■ **Data records**
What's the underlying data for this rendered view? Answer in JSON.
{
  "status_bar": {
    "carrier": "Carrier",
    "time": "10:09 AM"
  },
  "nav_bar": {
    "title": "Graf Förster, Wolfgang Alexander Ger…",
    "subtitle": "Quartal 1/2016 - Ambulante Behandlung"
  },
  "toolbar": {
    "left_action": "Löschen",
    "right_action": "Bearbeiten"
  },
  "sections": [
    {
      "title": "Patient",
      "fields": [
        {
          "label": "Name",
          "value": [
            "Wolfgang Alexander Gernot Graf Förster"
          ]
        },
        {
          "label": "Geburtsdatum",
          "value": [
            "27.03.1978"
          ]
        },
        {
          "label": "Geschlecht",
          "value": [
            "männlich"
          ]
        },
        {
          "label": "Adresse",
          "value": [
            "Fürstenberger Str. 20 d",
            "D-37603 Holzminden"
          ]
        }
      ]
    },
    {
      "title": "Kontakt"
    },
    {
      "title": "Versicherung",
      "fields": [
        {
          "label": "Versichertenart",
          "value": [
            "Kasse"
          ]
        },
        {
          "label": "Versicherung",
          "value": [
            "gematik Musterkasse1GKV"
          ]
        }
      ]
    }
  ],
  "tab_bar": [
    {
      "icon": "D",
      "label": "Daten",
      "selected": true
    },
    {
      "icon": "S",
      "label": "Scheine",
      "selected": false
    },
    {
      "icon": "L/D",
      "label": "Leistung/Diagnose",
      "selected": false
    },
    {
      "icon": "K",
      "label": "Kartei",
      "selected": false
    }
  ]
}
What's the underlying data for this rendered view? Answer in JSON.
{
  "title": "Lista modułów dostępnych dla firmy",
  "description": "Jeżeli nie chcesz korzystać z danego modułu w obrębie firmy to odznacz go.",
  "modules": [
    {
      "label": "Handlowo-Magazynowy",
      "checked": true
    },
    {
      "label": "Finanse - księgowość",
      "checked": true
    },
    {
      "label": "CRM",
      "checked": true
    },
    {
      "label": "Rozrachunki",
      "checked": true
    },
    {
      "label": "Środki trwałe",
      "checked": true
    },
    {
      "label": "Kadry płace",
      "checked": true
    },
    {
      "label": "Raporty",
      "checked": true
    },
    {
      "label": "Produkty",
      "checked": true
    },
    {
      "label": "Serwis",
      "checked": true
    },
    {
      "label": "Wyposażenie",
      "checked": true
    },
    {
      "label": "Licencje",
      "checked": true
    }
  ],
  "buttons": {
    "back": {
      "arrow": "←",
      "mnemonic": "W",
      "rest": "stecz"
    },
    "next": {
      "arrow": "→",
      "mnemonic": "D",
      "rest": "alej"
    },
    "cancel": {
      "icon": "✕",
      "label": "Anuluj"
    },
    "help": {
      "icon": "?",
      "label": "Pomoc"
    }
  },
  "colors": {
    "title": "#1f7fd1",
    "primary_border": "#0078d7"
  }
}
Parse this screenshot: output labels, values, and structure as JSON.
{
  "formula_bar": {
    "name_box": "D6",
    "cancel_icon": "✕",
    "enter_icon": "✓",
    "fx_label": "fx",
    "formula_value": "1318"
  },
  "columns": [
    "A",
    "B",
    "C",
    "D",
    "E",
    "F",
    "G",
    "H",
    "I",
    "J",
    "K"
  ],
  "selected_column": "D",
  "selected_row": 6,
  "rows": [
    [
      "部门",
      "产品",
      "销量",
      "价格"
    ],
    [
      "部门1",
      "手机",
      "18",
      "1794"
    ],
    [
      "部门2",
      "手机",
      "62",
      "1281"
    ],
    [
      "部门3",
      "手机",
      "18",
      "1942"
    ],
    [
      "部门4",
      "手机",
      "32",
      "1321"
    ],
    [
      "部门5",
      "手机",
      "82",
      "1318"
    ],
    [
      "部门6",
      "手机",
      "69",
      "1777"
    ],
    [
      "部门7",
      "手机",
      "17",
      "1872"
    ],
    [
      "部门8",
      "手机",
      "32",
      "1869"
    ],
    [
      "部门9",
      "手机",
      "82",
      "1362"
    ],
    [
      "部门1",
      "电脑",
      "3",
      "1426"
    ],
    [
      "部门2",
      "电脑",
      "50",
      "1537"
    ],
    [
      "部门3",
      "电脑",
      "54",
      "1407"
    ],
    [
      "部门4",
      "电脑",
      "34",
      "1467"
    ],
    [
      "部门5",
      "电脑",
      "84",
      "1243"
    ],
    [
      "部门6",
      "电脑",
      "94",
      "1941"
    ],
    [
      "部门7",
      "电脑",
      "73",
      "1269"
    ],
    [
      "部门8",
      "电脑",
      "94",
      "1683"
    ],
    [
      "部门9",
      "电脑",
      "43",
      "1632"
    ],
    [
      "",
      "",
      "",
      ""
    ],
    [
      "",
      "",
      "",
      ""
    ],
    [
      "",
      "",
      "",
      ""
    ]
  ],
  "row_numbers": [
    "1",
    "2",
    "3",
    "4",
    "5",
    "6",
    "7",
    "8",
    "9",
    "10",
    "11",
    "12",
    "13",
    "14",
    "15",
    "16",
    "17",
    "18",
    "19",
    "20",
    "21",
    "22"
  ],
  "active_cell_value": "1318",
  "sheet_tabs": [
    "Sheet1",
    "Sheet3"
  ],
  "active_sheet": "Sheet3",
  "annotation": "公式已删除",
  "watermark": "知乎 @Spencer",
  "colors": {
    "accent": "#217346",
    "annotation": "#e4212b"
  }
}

■ **Task objective**
Extract from the data every line where "Wolfgang" shows up.

■ **Solution for this exercise**
    "title": "Graf Förster, Wolfgang Alexander Ger…",
            "Wolfgang Alexander Gernot Graf Förster"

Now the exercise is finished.